• PROBLEM STATEMENT: Rewrite the listing, swapping every "candle-body" for "candlestick-body" and keeping everything else the same.

Collection entries:
____________________
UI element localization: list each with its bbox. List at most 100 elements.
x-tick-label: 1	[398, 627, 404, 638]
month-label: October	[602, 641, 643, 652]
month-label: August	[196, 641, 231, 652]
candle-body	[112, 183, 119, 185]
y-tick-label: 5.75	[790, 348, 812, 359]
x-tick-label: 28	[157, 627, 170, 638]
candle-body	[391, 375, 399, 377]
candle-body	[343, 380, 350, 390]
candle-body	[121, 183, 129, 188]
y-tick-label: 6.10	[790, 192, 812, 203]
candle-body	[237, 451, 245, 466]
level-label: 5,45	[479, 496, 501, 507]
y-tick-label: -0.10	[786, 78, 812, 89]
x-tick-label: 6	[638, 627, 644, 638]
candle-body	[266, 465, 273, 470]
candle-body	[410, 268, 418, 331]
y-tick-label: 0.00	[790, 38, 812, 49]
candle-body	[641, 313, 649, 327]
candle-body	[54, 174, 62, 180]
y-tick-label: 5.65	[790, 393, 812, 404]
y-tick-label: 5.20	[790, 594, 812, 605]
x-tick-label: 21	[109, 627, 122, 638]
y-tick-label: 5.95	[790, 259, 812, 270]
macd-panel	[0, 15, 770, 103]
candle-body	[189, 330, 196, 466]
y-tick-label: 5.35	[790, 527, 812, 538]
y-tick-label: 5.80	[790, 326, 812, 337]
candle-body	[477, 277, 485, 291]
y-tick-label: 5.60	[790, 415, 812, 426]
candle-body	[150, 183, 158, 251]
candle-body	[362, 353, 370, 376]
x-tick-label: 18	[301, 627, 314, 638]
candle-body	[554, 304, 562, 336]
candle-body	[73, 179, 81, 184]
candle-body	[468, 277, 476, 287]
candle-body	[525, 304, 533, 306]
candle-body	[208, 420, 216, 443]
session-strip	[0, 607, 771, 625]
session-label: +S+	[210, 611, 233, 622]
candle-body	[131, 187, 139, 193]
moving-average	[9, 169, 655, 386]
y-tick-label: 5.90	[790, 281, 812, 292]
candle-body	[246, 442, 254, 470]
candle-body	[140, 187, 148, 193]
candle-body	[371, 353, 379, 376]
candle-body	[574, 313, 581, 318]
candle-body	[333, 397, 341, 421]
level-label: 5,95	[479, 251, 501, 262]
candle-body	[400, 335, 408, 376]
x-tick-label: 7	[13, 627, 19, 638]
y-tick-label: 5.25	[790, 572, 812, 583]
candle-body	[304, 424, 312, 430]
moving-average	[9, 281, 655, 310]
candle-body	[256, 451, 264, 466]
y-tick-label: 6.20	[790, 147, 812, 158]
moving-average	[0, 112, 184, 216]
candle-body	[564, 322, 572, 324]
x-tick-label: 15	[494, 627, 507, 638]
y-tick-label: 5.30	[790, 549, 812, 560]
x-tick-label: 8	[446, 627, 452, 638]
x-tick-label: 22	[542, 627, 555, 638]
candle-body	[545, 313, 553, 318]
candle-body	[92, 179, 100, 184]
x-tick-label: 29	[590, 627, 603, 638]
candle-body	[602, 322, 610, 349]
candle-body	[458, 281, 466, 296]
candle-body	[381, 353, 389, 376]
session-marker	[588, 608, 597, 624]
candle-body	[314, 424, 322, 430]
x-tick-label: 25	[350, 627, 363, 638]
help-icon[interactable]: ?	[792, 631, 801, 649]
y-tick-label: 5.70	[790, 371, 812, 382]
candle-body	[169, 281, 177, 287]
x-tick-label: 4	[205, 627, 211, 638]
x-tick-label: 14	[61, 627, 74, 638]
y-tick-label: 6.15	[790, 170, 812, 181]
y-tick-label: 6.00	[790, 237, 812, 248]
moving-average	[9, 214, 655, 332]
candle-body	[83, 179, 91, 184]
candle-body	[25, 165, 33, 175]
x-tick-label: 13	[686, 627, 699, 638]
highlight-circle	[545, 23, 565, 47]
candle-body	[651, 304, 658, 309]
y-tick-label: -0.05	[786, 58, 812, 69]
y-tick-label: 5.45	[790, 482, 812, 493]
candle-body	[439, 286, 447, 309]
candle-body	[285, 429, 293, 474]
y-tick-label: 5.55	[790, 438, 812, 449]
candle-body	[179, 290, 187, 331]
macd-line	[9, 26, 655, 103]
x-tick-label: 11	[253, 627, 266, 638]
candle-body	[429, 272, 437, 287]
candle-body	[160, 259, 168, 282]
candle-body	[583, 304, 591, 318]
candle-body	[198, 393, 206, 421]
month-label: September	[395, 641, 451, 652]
____________________
• RESULT FOR THIS EXERCISE:
UI element localization: list each with its bbox. List at most 100 elements.
x-tick-label: 1	[398, 627, 404, 638]
month-label: October	[602, 641, 643, 652]
month-label: August	[196, 641, 231, 652]
candlestick-body	[112, 183, 119, 185]
y-tick-label: 5.75	[790, 348, 812, 359]
x-tick-label: 28	[157, 627, 170, 638]
candlestick-body	[391, 375, 399, 377]
candlestick-body	[343, 380, 350, 390]
candlestick-body	[121, 183, 129, 188]
y-tick-label: 6.10	[790, 192, 812, 203]
candlestick-body	[237, 451, 245, 466]
level-label: 5,45	[479, 496, 501, 507]
y-tick-label: -0.10	[786, 78, 812, 89]
x-tick-label: 6	[638, 627, 644, 638]
candlestick-body	[266, 465, 273, 470]
candlestick-body	[410, 268, 418, 331]
y-tick-label: 0.00	[790, 38, 812, 49]
candlestick-body	[641, 313, 649, 327]
candlestick-body	[54, 174, 62, 180]
y-tick-label: 5.65	[790, 393, 812, 404]
y-tick-label: 5.20	[790, 594, 812, 605]
x-tick-label: 21	[109, 627, 122, 638]
y-tick-label: 5.95	[790, 259, 812, 270]
macd-panel	[0, 15, 770, 103]
candlestick-body	[189, 330, 196, 466]
y-tick-label: 5.35	[790, 527, 812, 538]
y-tick-label: 5.80	[790, 326, 812, 337]
candlestick-body	[477, 277, 485, 291]
y-tick-label: 5.60	[790, 415, 812, 426]
candlestick-body	[150, 183, 158, 251]
candlestick-body	[362, 353, 370, 376]
x-tick-label: 18	[301, 627, 314, 638]
candlestick-body	[554, 304, 562, 336]
candlestick-body	[73, 179, 81, 184]
candlestick-body	[468, 277, 476, 287]
candlestick-body	[525, 304, 533, 306]
candlestick-body	[208, 420, 216, 443]
session-strip	[0, 607, 771, 625]
session-label: +S+	[210, 611, 233, 622]
candlestick-body	[131, 187, 139, 193]
moving-average	[9, 169, 655, 386]
y-tick-label: 5.90	[790, 281, 812, 292]
candlestick-body	[246, 442, 254, 470]
candlestick-body	[140, 187, 148, 193]
candlestick-body	[371, 353, 379, 376]
candlestick-body	[574, 313, 581, 318]
candlestick-body	[333, 397, 341, 421]
level-label: 5,95	[479, 251, 501, 262]
candlestick-body	[400, 335, 408, 376]
x-tick-label: 7	[13, 627, 19, 638]
y-tick-label: 5.25	[790, 572, 812, 583]
candlestick-body	[304, 424, 312, 430]
moving-average	[9, 281, 655, 310]
candlestick-body	[256, 451, 264, 466]
y-tick-label: 6.20	[790, 147, 812, 158]
moving-average	[0, 112, 184, 216]
candlestick-body	[564, 322, 572, 324]
x-tick-label: 15	[494, 627, 507, 638]
y-tick-label: 5.30	[790, 549, 812, 560]
x-tick-label: 8	[446, 627, 452, 638]
x-tick-label: 22	[542, 627, 555, 638]
candlestick-body	[545, 313, 553, 318]
candlestick-body	[92, 179, 100, 184]
x-tick-label: 29	[590, 627, 603, 638]
candlestick-body	[602, 322, 610, 349]
candlestick-body	[458, 281, 466, 296]
candlestick-body	[381, 353, 389, 376]
session-marker	[588, 608, 597, 624]
candlestick-body	[314, 424, 322, 430]
x-tick-label: 25	[350, 627, 363, 638]
help-icon[interactable]: ?	[792, 631, 801, 649]
y-tick-label: 5.70	[790, 371, 812, 382]
candlestick-body	[169, 281, 177, 287]
x-tick-label: 4	[205, 627, 211, 638]
x-tick-label: 14	[61, 627, 74, 638]
y-tick-label: 6.15	[790, 170, 812, 181]
y-tick-label: 6.00	[790, 237, 812, 248]
moving-average	[9, 214, 655, 332]
candlestick-body	[83, 179, 91, 184]
candlestick-body	[25, 165, 33, 175]
x-tick-label: 13	[686, 627, 699, 638]
highlight-circle	[545, 23, 565, 47]
candlestick-body	[651, 304, 658, 309]
y-tick-label: -0.05	[786, 58, 812, 69]
y-tick-label: 5.45	[790, 482, 812, 493]
candlestick-body	[439, 286, 447, 309]
candlestick-body	[285, 429, 293, 474]
y-tick-label: 5.55	[790, 438, 812, 449]
candlestick-body	[179, 290, 187, 331]
macd-line	[9, 26, 655, 103]
x-tick-label: 11	[253, 627, 266, 638]
candlestick-body	[429, 272, 437, 287]
candlestick-body	[160, 259, 168, 282]
candlestick-body	[583, 304, 591, 318]
candlestick-body	[198, 393, 206, 421]
month-label: September	[395, 641, 451, 652]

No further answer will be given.